Data entries
○ ○ ○ ○ ○

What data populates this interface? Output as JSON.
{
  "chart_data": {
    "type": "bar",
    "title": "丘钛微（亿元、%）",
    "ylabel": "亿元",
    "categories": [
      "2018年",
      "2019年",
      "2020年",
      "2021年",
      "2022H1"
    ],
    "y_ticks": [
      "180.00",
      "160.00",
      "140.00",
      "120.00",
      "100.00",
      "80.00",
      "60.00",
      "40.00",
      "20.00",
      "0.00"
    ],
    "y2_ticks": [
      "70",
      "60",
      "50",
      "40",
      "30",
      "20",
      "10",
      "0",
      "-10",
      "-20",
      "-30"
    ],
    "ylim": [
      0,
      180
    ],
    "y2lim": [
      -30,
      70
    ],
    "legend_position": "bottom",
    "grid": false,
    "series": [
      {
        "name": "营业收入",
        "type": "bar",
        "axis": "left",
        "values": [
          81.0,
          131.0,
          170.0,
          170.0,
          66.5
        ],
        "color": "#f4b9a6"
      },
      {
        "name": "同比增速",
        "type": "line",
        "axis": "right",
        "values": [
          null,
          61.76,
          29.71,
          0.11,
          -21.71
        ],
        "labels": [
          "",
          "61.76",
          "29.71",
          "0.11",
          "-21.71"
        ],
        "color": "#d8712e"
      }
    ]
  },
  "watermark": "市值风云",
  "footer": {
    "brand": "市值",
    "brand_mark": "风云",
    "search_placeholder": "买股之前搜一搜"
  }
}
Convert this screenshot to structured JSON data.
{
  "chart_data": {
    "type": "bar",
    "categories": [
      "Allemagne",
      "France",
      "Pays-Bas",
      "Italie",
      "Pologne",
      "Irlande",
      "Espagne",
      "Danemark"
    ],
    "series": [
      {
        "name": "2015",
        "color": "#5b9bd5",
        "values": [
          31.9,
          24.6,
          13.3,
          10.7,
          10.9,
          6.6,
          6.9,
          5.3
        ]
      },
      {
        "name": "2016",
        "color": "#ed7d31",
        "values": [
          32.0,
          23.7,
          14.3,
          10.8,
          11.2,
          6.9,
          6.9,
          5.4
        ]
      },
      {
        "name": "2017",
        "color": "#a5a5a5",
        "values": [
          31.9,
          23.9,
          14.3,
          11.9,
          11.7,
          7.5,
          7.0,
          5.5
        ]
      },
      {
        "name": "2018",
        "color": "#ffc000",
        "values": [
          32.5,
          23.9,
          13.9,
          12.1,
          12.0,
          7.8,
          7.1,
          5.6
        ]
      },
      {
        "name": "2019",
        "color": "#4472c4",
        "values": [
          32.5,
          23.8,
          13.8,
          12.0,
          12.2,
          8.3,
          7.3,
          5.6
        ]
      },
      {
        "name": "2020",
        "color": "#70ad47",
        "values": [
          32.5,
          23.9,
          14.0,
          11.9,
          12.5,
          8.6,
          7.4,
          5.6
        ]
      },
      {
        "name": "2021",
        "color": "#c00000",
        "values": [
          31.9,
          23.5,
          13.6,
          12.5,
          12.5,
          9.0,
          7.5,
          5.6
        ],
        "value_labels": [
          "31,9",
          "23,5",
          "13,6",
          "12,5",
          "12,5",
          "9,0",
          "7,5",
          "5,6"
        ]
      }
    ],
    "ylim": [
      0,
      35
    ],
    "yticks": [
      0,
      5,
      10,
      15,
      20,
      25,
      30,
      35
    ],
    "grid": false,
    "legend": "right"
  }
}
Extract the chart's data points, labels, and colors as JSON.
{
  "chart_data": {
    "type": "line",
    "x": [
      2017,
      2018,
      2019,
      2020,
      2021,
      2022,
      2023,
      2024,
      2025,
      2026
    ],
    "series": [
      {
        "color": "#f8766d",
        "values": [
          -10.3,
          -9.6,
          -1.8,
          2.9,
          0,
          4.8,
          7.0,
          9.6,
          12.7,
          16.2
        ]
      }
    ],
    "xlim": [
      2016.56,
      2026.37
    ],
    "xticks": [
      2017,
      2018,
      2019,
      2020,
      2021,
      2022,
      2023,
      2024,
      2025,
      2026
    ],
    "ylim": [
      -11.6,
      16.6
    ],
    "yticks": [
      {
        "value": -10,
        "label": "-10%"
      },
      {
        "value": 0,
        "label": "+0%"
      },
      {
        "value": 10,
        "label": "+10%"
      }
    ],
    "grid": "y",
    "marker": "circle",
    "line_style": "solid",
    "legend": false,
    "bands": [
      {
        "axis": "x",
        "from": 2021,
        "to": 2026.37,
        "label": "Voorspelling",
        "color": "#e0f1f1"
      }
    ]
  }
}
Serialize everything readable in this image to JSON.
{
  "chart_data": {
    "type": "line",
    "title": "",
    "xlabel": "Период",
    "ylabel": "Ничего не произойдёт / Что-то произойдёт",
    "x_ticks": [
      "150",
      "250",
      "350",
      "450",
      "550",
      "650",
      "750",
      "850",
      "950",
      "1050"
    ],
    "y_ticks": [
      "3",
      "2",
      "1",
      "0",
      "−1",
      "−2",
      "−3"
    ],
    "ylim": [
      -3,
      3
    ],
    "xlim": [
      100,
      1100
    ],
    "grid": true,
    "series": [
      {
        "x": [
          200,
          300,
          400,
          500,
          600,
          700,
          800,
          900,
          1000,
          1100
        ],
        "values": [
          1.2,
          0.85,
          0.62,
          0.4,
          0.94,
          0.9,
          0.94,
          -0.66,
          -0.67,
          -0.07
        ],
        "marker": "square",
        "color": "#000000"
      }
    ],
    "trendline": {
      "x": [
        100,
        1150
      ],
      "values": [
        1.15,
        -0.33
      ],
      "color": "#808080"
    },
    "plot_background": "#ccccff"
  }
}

○ ○ ○ ○ ○

INSTRUCTIONS TO FOLLOW — Give back, unchanged, every line from the one with "Serialize everything readable" to the end of the entries above.

SOLUTION TO THIS PROBLEM —
Serialize everything readable in this image to JSON.
{
  "chart_data": {
    "type": "line",
    "title": "",
    "xlabel": "Период",
    "ylabel": "Ничего не произойдёт / Что-то произойдёт",
    "x_ticks": [
      "150",
      "250",
      "350",
      "450",
      "550",
      "650",
      "750",
      "850",
      "950",
      "1050"
    ],
    "y_ticks": [
      "3",
      "2",
      "1",
      "0",
      "−1",
      "−2",
      "−3"
    ],
    "ylim": [
      -3,
      3
    ],
    "xlim": [
      100,
      1100
    ],
    "grid": true,
    "series": [
      {
        "x": [
          200,
          300,
          400,
          500,
          600,
          700,
          800,
          900,
          1000,
          1100
        ],
        "values": [
          1.2,
          0.85,
          0.62,
          0.4,
          0.94,
          0.9,
          0.94,
          -0.66,
          -0.67,
          -0.07
        ],
        "marker": "square",
        "color": "#000000"
      }
    ],
    "trendline": {
      "x": [
        100,
        1150
      ],
      "values": [
        1.15,
        -0.33
      ],
      "color": "#808080"
    },
    "plot_background": "#ccccff"
  }
}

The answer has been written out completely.